__Task__.
Set each record down exactly, excluding all images.
— Begin —
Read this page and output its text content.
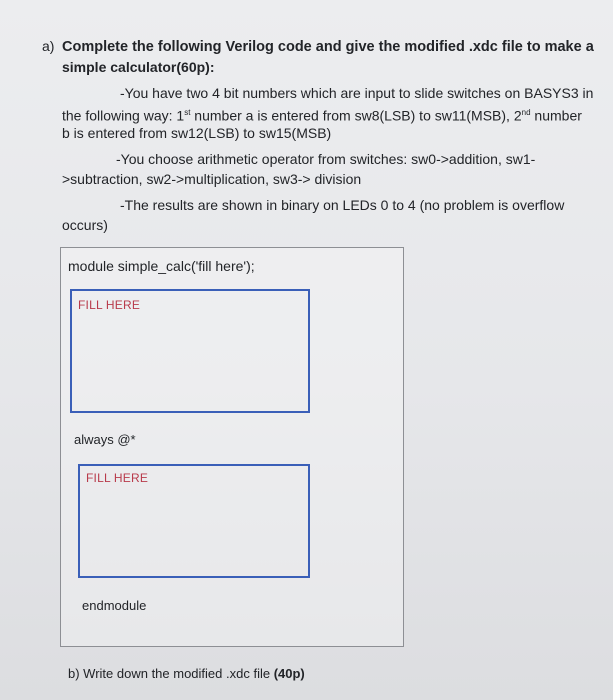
a) Complete the following Verilog code and give the modified .xdc file to make a
simple calculator(60p):
-You have two 4 bit numbers which are input to slide switches on BASYS3 in
the following way: 1st number a is entered from sw8(LSB) to sw11(MSB), 2nd number
b is entered from sw12(LSB) to sw15(MSB)
-You choose arithmetic operator from switches: sw0->addition, sw1-
>subtraction, sw2->multiplication, sw3-> division
-The results are shown in binary on LEDs 0 to 4 (no problem is overflow
occurs)
module simple_calc('fill here');
FILL HERE
always @*
FILL HERE
endmodule
b) Write down the modified .xdc file (40p)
— End —
__Solution__.
Read this page and output its text content.
a) Complete the following Verilog code and give the modified .xdc file to make a
simple calculator(60p):
-You have two 4 bit numbers which are input to slide switches on BASYS3 in
the following way: 1st number a is entered from sw8(LSB) to sw11(MSB), 2nd number
b is entered from sw12(LSB) to sw15(MSB)
-You choose arithmetic operator from switches: sw0->addition, sw1-
>subtraction, sw2->multiplication, sw3-> division
-The results are shown in binary on LEDs 0 to 4 (no problem is overflow
occurs)
module simple_calc('fill here');
FILL HERE
always @*
FILL HERE
endmodule
b) Write down the modified .xdc file (40p)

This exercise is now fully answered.